**QUOTED PASSAGE**
Studio album by Modern Talking
- Released: 8 June 1987
- Recorded: 1986–1987
- Genre: Eurodisco
- Length: 38:10
- Label: Hansa
- Producer: Dieter Bohlen; Luis Rodríguez;

Modern Talking chronology
| In the Middle of Nowhere (1986) | Romantic Warriors (1987) | In the Garden of Venus (1987) |

Singles from Romantic Warriors
- "Jet Airliner" Released: 18 May 1987; "Don't Worry" Released: 1987;

= Romantic Warriors =

Romantic Warriors is the fifth studio album by German duo Modern Talking, released on 8 June 1987 by Hansa Records. It contains the single "Jet Airliner", which reached the top 10 in Germany and Austria, while entering the top 20 in Switzerland and Sweden. The album peaked at number three in Germany on 6 July 1987 and spent total of four weeks within the top 10.

**DATASET SECTION**
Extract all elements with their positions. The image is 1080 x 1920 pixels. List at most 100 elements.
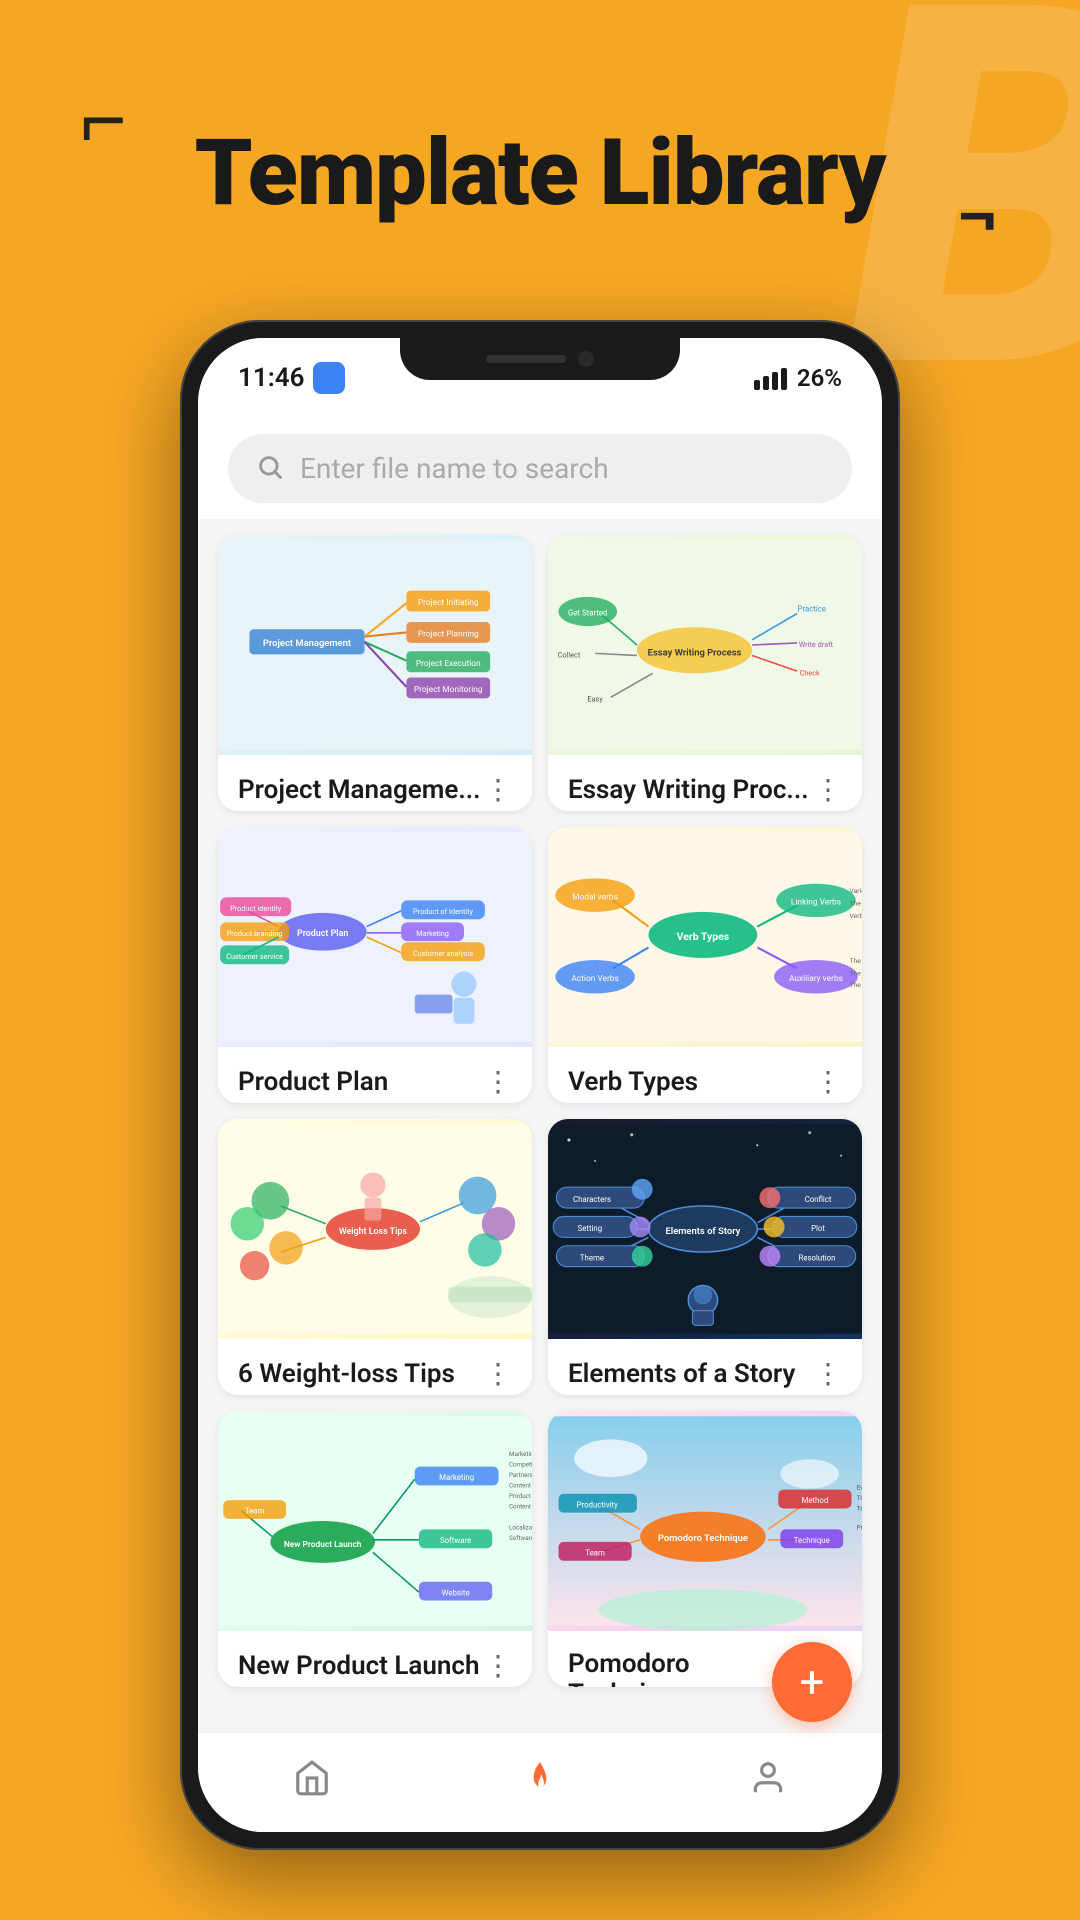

**PROBLEMS**
(a) According to the Romantic Warriors article, on what date did the album reach its highest position in Germany?
(b) Carry on the Romantic Warriors article from its last sentence.

**EXPECTED RESPONSES**
(a) 6 July 1987

(b)
Professional ratings
Review scores
| Source | Rating |
| AllMusic | Star |

==Track listing==

Side one
| No. | Title | Length |
|---|---|---|
| 1. | "Jet Airliner" | 4:19 |
| 2. | "Like a Hero" | 3:45 |
| 3. | "Don't Worry" | 3:31 |
| 4. | "Blinded by Your Love" | 4:02 |
| 5. | "Romantic Warriors" | 3:59 |

Side two
| No. | Title | Length |
|---|---|---|
| 6. | "Arabian Gold" | 3:43 |
| 7. | "We Still Have Dreams" | 3:18 |
| 8. | "Operator Gimme 609" | 3:39 |
| 9. | "You and Me" | 4:04 |
| 10. | "Charlene" | 3:50 |
| Total length: |  | 38:10 |

==Personnel==
- Dieter Bohlen – guitar, production, arrangements
- Thomas Anders – lead vocals, piano, keyboards
- Rolf Köhler – backing vocals, falsetto choir (uncredited)
- Michael Scholz – backing vocals, falsetto choir (uncredited)
- Detlef Wiedeke – backing vocals, falsetto choir (uncredited)
- Birger Corleis – backing vocals, falsetto choir (uncredited)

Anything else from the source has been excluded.